++++ Listed records

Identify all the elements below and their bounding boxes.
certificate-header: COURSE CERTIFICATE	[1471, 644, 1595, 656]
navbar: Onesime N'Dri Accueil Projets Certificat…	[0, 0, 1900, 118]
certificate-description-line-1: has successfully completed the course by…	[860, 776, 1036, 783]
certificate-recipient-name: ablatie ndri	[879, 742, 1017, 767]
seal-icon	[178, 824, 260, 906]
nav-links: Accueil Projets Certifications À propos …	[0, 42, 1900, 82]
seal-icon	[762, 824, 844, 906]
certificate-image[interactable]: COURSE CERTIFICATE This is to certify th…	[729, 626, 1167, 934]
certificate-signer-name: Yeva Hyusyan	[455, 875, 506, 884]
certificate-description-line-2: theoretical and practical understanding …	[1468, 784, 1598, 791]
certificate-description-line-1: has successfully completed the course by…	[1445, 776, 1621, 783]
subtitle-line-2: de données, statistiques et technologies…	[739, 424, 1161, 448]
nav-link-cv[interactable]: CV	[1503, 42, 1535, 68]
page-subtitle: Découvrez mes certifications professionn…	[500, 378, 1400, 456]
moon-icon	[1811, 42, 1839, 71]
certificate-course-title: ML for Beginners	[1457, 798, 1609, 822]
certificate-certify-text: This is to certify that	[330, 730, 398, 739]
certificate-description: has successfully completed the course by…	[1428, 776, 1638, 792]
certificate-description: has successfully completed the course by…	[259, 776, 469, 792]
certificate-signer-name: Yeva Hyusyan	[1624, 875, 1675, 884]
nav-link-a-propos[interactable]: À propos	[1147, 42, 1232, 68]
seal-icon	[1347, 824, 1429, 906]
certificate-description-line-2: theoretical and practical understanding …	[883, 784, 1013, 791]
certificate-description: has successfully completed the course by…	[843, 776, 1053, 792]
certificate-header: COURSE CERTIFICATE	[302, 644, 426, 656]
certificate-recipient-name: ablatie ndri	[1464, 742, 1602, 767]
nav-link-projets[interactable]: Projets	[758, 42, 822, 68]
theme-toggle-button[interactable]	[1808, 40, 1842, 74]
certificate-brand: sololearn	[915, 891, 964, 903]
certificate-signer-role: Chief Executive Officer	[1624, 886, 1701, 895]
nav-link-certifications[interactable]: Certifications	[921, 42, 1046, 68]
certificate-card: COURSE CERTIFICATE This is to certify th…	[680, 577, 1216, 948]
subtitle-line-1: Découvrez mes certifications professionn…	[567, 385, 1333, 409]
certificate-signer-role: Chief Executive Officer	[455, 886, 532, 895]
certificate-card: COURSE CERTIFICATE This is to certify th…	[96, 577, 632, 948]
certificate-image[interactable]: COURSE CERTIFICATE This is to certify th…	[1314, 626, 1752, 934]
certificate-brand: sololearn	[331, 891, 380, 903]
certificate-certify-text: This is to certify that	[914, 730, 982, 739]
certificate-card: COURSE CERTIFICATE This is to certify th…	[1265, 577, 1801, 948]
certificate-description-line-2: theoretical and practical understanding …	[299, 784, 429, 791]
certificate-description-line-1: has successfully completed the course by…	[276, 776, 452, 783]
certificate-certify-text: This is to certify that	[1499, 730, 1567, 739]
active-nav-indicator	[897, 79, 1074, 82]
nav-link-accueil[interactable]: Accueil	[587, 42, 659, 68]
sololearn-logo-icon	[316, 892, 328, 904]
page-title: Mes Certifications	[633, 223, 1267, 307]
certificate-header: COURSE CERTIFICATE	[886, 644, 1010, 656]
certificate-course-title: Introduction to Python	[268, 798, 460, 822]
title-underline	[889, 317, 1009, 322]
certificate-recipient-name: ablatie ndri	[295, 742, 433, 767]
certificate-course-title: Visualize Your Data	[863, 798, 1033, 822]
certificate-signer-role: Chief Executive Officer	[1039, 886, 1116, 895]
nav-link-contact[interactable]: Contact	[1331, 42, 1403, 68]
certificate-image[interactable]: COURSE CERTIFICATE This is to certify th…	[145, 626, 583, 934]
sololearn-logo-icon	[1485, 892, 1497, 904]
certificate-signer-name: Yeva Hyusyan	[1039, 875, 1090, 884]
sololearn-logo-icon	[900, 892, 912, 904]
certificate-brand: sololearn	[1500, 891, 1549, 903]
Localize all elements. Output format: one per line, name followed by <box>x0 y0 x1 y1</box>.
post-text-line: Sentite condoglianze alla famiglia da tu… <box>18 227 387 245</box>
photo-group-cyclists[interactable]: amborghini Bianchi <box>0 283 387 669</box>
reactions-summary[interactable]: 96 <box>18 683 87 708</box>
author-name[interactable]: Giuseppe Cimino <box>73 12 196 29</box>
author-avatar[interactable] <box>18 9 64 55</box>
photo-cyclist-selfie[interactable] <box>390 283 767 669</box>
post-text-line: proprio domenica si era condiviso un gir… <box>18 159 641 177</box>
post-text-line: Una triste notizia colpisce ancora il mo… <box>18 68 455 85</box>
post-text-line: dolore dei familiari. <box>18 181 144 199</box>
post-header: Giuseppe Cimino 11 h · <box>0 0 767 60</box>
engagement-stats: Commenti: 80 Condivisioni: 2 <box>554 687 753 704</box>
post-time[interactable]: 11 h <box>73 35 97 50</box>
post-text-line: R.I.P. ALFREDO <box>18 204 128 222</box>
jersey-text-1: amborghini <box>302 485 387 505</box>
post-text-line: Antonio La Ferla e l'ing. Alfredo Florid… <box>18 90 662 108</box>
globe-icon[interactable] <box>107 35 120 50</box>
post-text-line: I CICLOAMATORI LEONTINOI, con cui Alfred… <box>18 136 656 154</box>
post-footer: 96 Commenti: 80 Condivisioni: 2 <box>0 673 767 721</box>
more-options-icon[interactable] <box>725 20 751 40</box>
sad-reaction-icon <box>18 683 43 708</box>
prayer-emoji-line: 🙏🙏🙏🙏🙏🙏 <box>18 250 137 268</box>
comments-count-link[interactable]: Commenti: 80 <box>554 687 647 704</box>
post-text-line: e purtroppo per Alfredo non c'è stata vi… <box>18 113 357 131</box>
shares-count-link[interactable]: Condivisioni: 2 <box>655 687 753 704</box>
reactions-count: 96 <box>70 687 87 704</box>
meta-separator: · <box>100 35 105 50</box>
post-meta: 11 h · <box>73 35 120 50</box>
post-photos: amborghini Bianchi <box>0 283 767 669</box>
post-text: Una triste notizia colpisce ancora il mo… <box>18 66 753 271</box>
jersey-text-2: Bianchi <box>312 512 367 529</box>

++++++++

What is expected:
Put every non-blank line of the collection entries above into a Markdown table with two columns, Row and Line: Row numbers each line and Line holds its text.

Solution for this problem:
| Row | Line |
|---|---|
| 1 | Identify all the elements below and their bounding boxes. |
| 2 | certificate-header: COURSE CERTIFICATE	[1471, 644, 1595, 656] |
| 3 | navbar: Onesime N'Dri Accueil Projets Certificat…	[0, 0, 1900, 118] |
| 4 | certificate-description-line-1: has successfully completed the course by…	[860, 776, 1036, 783] |
| 5 | certificate-recipient-name: ablatie ndri	[879, 742, 1017, 767] |
| 6 | seal-icon	[178, 824, 260, 906] |
| 7 | nav-links: Accueil Projets Certifications À propos …	[0, 42, 1900, 82] |
| 8 | seal-icon	[762, 824, 844, 906] |
| 9 | certificate-image[interactable]: COURSE CERTIFICATE This is to certify th…	[729, 626, 1167, 934] |
| 10 | certificate-signer-name: Yeva Hyusyan	[455, 875, 506, 884] |
| 11 | certificate-description-line-2: theoretical and practical understanding …	[1468, 784, 1598, 791] |
| 12 | certificate-description-line-1: has successfully completed the course by…	[1445, 776, 1621, 783] |
| 13 | subtitle-line-2: de données, statistiques et technologies…	[739, 424, 1161, 448] |
| 14 | nav-link-cv[interactable]: CV	[1503, 42, 1535, 68] |
| 15 | page-subtitle: Découvrez mes certifications professionn…	[500, 378, 1400, 456] |
| 16 | moon-icon	[1811, 42, 1839, 71] |
| 17 | certificate-course-title: ML for Beginners	[1457, 798, 1609, 822] |
| 18 | certificate-certify-text: This is to certify that	[330, 730, 398, 739] |
| 19 | certificate-description: has successfully completed the course by…	[1428, 776, 1638, 792] |
| 20 | certificate-description: has successfully completed the course by…	[259, 776, 469, 792] |
| 21 | certificate-signer-name: Yeva Hyusyan	[1624, 875, 1675, 884] |
| 22 | nav-link-a-propos[interactable]: À propos	[1147, 42, 1232, 68] |
| 23 | seal-icon	[1347, 824, 1429, 906] |
| 24 | certificate-description-line-2: theoretical and practical understanding …	[883, 784, 1013, 791] |
| 25 | certificate-description: has successfully completed the course by…	[843, 776, 1053, 792] |
| 26 | certificate-header: COURSE CERTIFICATE	[302, 644, 426, 656] |
| 27 | certificate-recipient-name: ablatie ndri	[1464, 742, 1602, 767] |
| 28 | nav-link-projets[interactable]: Projets	[758, 42, 822, 68] |
| 29 | theme-toggle-button[interactable]	[1808, 40, 1842, 74] |
| 30 | certificate-brand: sololearn	[915, 891, 964, 903] |
| 31 | certificate-signer-role: Chief Executive Officer	[1624, 886, 1701, 895] |
| 32 | nav-link-certifications[interactable]: Certifications	[921, 42, 1046, 68] |
| 33 | certificate-card: COURSE CERTIFICATE This is to certify th…	[680, 577, 1216, 948] |
| 34 | subtitle-line-1: Découvrez mes certifications professionn…	[567, 385, 1333, 409] |
| 35 | certificate-signer-role: Chief Executive Officer	[455, 886, 532, 895] |
| 36 | certificate-card: COURSE CERTIFICATE This is to certify th…	[96, 577, 632, 948] |
| 37 | certificate-image[interactable]: COURSE CERTIFICATE This is to certify th…	[1314, 626, 1752, 934] |
| 38 | certificate-brand: sololearn	[331, 891, 380, 903] |
| 39 | certificate-certify-text: This is to certify that	[914, 730, 982, 739] |
| 40 | certificate-card: COURSE CERTIFICATE This is to certify th…	[1265, 577, 1801, 948] |
| 41 | certificate-description-line-2: theoretical and practical understanding …	[299, 784, 429, 791] |
| 42 | certificate-description-line-1: has successfully completed the course by…	[276, 776, 452, 783] |
| 43 | certificate-certify-text: This is to certify that	[1499, 730, 1567, 739] |
| 44 | active-nav-indicator	[897, 79, 1074, 82] |
| 45 | nav-link-accueil[interactable]: Accueil	[587, 42, 659, 68] |
| 46 | sololearn-logo-icon	[316, 892, 328, 904] |
| 47 | page-title: Mes Certifications	[633, 223, 1267, 307] |
| 48 | certificate-header: COURSE CERTIFICATE	[886, 644, 1010, 656] |
| 49 | certificate-course-title: Introduction to Python	[268, 798, 460, 822] |
| 50 | title-underline	[889, 317, 1009, 322] |
| 51 | certificate-recipient-name: ablatie ndri	[295, 742, 433, 767] |
| 52 | certificate-course-title: Visualize Your Data	[863, 798, 1033, 822] |
| 53 | certificate-signer-role: Chief Executive Officer	[1039, 886, 1116, 895] |
| 54 | nav-link-contact[interactable]: Contact	[1331, 42, 1403, 68] |
| 55 | certificate-image[interactable]: COURSE CERTIFICATE This is to certify th…	[145, 626, 583, 934] |
| 56 | sololearn-logo-icon	[1485, 892, 1497, 904] |
| 57 | certificate-signer-name: Yeva Hyusyan	[1039, 875, 1090, 884] |
| 58 | sololearn-logo-icon	[900, 892, 912, 904] |
| 59 | certificate-brand: sololearn	[1500, 891, 1549, 903] |
| 60 | Localize all elements. Output format: one per line, name followed by <box>x0 y0 x1 y1</box>. |
| 61 | post-text-line: Sentite condoglianze alla famiglia da tu… <box>18 227 387 245</box> |
| 62 | photo-group-cyclists[interactable]: amborghini Bianchi <box>0 283 387 669</box> |
| 63 | reactions-summary[interactable]: 96 <box>18 683 87 708</box> |
| 64 | author-name[interactable]: Giuseppe Cimino <box>73 12 196 29</box> |
| 65 | author-avatar[interactable] <box>18 9 64 55</box> |
| 66 | photo-cyclist-selfie[interactable] <box>390 283 767 669</box> |
| 67 | post-text-line: proprio domenica si era condiviso un gir… <box>18 159 641 177</box> |
| 68 | post-text-line: Una triste notizia colpisce ancora il mo… <box>18 68 455 85</box> |
| 69 | post-text-line: dolore dei familiari. <box>18 181 144 199</box> |
| 70 | post-header: Giuseppe Cimino 11 h · <box>0 0 767 60</box> |
| 71 | engagement-stats: Commenti: 80 Condivisioni: 2 <box>554 687 753 704</box> |
| 72 | post-time[interactable]: 11 h <box>73 35 97 50</box> |
| 73 | post-text-line: R.I.P. ALFREDO <box>18 204 128 222</box> |
| 74 | jersey-text-1: amborghini <box>302 485 387 505</box> |
| 75 | post-text-line: Antonio La Ferla e l'ing. Alfredo Florid… <box>18 90 662 108</box> |
| 76 | globe-icon[interactable] <box>107 35 120 50</box> |
| 77 | post-text-line: I CICLOAMATORI LEONTINOI, con cui Alfred… <box>18 136 656 154</box> |
| 78 | post-footer: 96 Commenti: 80 Condivisioni: 2 <box>0 673 767 721</box> |
| 79 | more-options-icon[interactable] <box>725 20 751 40</box> |
| 80 | sad-reaction-icon <box>18 683 43 708</box> |
| 81 | prayer-emoji-line: 🙏🙏🙏🙏🙏🙏 <box>18 250 137 268</box> |
| 82 | comments-count-link[interactable]: Commenti: 80 <box>554 687 647 704</box> |
| 83 | post-text-line: e purtroppo per Alfredo non c'è stata vi… <box>18 113 357 131</box> |
| 84 | shares-count-link[interactable]: Condivisioni: 2 <box>655 687 753 704</box> |
| 85 | reactions-count: 96 <box>70 687 87 704</box> |
| 86 | meta-separator: · <box>100 35 105 50</box> |
| 87 | post-meta: 11 h · <box>73 35 120 50</box> |
| 88 | post-photos: amborghini Bianchi <box>0 283 767 669</box> |
| 89 | post-text: Una triste notizia colpisce ancora il mo… <box>18 66 753 271</box> |
| 90 | jersey-text-2: Bianchi <box>312 512 367 529</box> |